# **🥈This Notebook now rank 15 in LB!**
+ I used `TruncatedSVD(n_components=128, random_state=42)` both on train and test data.
+ CatBoostRegressor is used. To save time， only trained on fold_0. Maybe more fold will help to impore score.
+ This notebook is based on [FABIEN CROM](https://www.kaggle.com/code/fabiencrom/msci-multiome-quickstart-w-sparse-matrices). Please Upvoted if help !
+ Version_1 is a quick submission and version_2_3 show the training process.

In [1]:
import os, gc, pickle
import pandas as pd
import matplotlib.pyplot as plt
import numpy as np
from colorama import Fore, Back, Style
from matplotlib.ticker import MaxNLocator

from sklearn.base import BaseEstimator, TransformerMixin
from sklearn.model_selection import KFold
from sklearn.preprocessing import StandardScaler, scale
from sklearn.decomposition import PCA, TruncatedSVD
from sklearn.dummy import DummyRegressor
from sklearn.pipeline import make_pipeline, Pipeline
from sklearn.linear_model import Ridge, LinearRegression, Lasso
from sklearn.metrics import mean_squared_error

import scipy
import scipy.sparse

import gc
import pickle
import warnings
warnings.filterwarnings('ignore')

In [2]:
def correlation_score(y_true, y_pred):
    """Scores the predictions according to the competition rules. 
    
    It is assumed that the predictions are not constant.
    
    Returns the average of each sample's Pearson correlation coefficient"""
    if type(y_true) == pd.DataFrame: y_true = y_true.values
    if type(y_pred) == pd.DataFrame: y_pred = y_pred.values
    if y_true.shape != y_pred.shape: raise ValueError("Shapes are different.")
    corrsum = 0
    for i in range(len(y_true)):
        corrsum += np.corrcoef(y_true[i], y_pred[i])[1, 0]
    return corrsum / len(y_true)


# Preprocessing and cross-validation

We first load all of the training input data for Multiome. It should take less than a minute.

In [4]:
%%time
train_inputs = scipy.sparse.load_npz("archive/train_multi_inputs_values.sparse.npz")

CPU times: total: 16.3 s
Wall time: 16.4 s


In [5]:
train_inputs = train_inputs.astype('float16', copy=False)

## PCA / TruncatedSVD
It is not possible to directly apply PCA to a sparse matrix, because PCA has to first "center" the data, which destroys the sparsity. This is why we apply `TruncatedSVD` instead (which is pretty much "PCA without centering"). It might be better to normalize the data a bit more here, but we will keep it simple.

◆ **ENTRIES SHOWN**
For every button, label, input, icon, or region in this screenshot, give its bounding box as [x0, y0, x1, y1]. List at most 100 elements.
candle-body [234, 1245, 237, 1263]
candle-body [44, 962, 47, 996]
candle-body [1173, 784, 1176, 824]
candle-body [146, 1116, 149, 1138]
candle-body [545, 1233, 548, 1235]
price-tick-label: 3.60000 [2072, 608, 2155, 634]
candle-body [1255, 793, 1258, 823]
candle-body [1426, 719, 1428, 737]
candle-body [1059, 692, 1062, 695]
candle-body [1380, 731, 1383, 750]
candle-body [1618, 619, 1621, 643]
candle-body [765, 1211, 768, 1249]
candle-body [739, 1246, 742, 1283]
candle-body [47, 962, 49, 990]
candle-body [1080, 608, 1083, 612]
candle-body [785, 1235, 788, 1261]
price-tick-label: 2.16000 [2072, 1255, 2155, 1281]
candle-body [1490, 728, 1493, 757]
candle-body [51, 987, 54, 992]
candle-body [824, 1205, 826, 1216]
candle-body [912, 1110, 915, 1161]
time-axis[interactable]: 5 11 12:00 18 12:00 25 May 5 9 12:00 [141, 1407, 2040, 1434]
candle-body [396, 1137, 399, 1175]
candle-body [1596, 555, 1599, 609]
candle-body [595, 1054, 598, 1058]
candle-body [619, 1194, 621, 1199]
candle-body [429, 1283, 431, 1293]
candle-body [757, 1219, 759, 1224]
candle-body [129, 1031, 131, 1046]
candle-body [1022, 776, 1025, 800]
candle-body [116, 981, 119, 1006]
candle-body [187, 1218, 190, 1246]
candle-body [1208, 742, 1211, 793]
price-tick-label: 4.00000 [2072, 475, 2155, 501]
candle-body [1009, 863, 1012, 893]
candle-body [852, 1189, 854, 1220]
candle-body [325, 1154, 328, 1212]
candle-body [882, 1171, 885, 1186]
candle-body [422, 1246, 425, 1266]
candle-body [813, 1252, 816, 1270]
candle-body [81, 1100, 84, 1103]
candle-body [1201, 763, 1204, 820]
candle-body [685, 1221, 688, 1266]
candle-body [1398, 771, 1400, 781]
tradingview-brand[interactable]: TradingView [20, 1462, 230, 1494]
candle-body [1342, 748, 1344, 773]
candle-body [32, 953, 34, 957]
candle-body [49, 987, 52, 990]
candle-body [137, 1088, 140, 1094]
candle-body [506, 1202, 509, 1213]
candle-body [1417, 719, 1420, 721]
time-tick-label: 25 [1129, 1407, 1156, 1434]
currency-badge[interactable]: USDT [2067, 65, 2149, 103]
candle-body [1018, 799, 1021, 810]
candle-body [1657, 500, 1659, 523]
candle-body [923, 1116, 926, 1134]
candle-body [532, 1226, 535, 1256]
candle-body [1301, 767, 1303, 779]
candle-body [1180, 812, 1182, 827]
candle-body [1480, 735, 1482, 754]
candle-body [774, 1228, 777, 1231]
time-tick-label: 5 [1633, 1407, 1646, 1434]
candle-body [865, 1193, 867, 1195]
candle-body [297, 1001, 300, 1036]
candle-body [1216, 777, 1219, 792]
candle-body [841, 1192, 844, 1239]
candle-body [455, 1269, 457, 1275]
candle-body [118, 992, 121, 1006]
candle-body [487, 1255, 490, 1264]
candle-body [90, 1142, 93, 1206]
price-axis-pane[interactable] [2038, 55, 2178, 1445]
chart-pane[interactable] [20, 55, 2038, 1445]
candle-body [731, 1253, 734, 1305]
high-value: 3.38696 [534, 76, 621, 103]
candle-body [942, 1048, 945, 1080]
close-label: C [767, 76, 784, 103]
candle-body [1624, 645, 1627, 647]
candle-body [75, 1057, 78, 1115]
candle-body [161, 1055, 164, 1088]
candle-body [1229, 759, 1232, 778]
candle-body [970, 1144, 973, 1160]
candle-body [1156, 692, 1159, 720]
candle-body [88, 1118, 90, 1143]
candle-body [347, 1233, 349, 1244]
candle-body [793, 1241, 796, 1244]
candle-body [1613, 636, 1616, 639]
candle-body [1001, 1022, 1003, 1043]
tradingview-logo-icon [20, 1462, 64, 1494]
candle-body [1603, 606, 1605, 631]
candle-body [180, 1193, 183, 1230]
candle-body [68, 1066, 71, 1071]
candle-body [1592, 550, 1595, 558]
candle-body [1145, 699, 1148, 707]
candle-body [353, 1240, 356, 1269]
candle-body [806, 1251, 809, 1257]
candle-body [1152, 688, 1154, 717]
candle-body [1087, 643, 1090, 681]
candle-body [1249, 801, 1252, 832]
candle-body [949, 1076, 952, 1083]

◆ **THE TASKS**
(A) In the notebook, reproduce the passage word for word, starting at the words "Returns the average" and ending after "corrsum / len(y_true)".
(B) List every scikit-learn submodule that the notebook's import statements pull names from.

◆ **THE RESULTS**
(A)
Returns the average of each sample's Pearson correlation coefficient"""
    if type(y_true) == pd.DataFrame: y_true = y_true.values
    if type(y_pred) == pd.DataFrame: y_pred = y_pred.values
    if y_true.shape != y_pred.shape: raise ValueError("Shapes are different.")
    corrsum = 0
    for i in range(len(y_true)):
        corrsum += np.corrcoef(y_true[i], y_pred[i])[1, 0]
    return corrsum / len(y_true)

(B)
sklearn.base
sklearn.model_selection
sklearn.preprocessing
sklearn.decomposition
sklearn.dummy
sklearn.pipeline
sklearn.linear_model
sklearn.metrics